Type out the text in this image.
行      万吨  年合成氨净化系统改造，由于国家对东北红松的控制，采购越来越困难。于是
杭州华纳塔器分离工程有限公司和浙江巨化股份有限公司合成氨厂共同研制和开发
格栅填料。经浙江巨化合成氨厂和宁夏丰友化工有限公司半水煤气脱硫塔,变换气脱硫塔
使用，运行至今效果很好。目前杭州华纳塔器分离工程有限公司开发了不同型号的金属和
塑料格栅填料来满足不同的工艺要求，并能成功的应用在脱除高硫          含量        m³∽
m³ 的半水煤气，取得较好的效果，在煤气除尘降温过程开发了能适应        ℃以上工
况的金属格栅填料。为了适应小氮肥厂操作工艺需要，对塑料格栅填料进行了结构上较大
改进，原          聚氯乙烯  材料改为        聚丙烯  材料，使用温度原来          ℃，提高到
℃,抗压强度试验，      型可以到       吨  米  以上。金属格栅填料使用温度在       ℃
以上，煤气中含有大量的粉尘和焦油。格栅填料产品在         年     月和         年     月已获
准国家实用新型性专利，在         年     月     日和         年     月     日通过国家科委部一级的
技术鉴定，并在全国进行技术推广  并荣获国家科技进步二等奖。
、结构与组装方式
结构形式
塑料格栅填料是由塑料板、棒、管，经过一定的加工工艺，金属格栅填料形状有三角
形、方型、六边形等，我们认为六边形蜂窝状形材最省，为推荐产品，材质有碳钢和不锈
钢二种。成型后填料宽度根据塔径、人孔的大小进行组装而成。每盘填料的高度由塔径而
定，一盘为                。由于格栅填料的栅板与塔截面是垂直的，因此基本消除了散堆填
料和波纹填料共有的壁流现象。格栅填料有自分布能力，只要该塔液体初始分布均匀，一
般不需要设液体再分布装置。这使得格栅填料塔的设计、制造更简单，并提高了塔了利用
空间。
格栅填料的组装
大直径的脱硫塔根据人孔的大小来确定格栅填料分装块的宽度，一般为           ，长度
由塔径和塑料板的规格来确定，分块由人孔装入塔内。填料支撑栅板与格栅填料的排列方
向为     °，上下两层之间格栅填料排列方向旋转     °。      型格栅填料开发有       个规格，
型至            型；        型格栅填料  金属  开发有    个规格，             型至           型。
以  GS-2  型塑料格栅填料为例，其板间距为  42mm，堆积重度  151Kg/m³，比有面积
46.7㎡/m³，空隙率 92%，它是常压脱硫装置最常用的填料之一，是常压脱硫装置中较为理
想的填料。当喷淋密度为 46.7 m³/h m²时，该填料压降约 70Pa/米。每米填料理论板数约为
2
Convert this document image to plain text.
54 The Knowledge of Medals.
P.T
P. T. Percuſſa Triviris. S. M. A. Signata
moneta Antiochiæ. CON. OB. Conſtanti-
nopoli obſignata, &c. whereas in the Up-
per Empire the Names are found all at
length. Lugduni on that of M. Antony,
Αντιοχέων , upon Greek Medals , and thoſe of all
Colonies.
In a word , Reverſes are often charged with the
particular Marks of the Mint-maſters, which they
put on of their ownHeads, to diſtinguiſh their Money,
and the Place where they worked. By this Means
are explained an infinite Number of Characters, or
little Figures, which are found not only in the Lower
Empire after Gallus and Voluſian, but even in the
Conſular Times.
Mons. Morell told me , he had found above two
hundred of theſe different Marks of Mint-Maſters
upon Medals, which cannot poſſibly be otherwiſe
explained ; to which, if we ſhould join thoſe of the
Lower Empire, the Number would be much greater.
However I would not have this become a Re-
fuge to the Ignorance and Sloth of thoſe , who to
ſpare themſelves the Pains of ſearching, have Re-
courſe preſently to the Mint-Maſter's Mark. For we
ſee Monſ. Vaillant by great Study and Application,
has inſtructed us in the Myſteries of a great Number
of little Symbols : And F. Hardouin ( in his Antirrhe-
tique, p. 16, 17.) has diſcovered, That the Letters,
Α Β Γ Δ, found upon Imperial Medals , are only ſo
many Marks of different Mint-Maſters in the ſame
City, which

## Directions
Find how many lines of the entries contain "found". Respond with the number only.

## Written reply
4